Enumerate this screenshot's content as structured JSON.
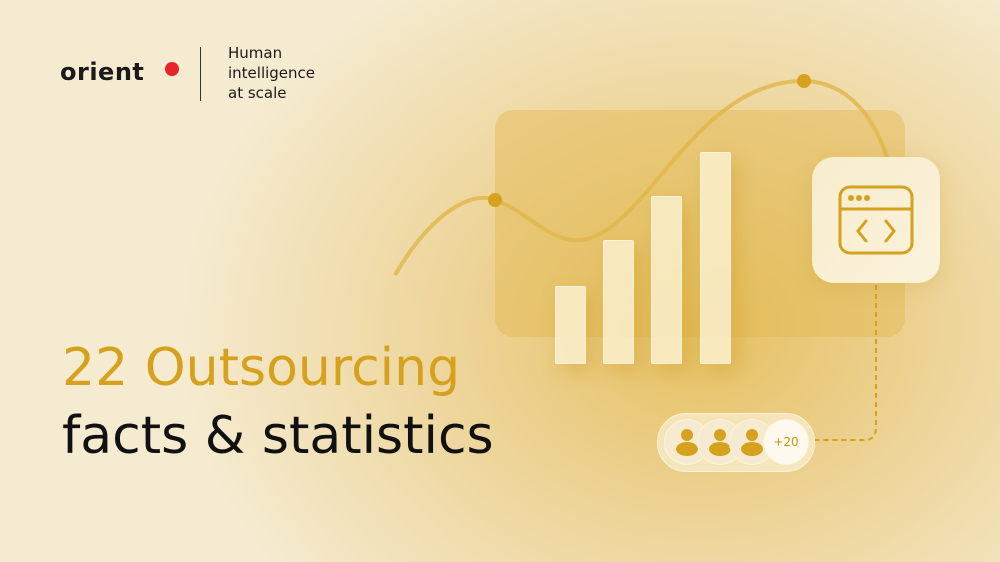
{
  "brand": {
    "logo_text": "orient",
    "logo_dot_color": "#e8232a"
  },
  "tagline": [
    "Human",
    "intelligence",
    "at scale"
  ],
  "headline": {
    "line1": "22 Outsourcing",
    "line2": "facts & statistics"
  },
  "colors": {
    "accent": "#d6a11d",
    "background": "#f5ebd0",
    "text": "#111111"
  },
  "illustration": {
    "bar_levels": [
      0.36,
      0.58,
      0.79,
      1.0
    ],
    "card_icon": "code-window-icon",
    "avatar_icon": "user-icon",
    "avatar_more": "+20"
  }
}
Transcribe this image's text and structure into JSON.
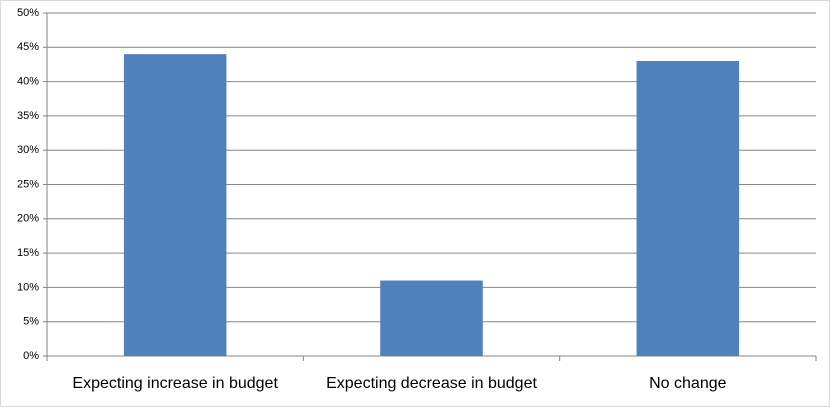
# # # #
What is expected:
Transcribe the records above verbatim. Do not carry over any picture.

Task solution:
Enumerate this screenshot's content as structured JSON.
{
  "brand": {
    "logo_text": "orient",
    "logo_dot_color": "#e8232a"
  },
  "tagline": [
    "Human",
    "intelligence",
    "at scale"
  ],
  "headline": {
    "line1": "22 Outsourcing",
    "line2": "facts & statistics"
  },
  "colors": {
    "accent": "#d6a11d",
    "background": "#f5ebd0",
    "text": "#111111"
  },
  "illustration": {
    "bar_levels": [
      0.36,
      0.58,
      0.79,
      1.0
    ],
    "card_icon": "code-window-icon",
    "avatar_icon": "user-icon",
    "avatar_more": "+20"
  }
}
Transcribe this image's text and structure into JSON.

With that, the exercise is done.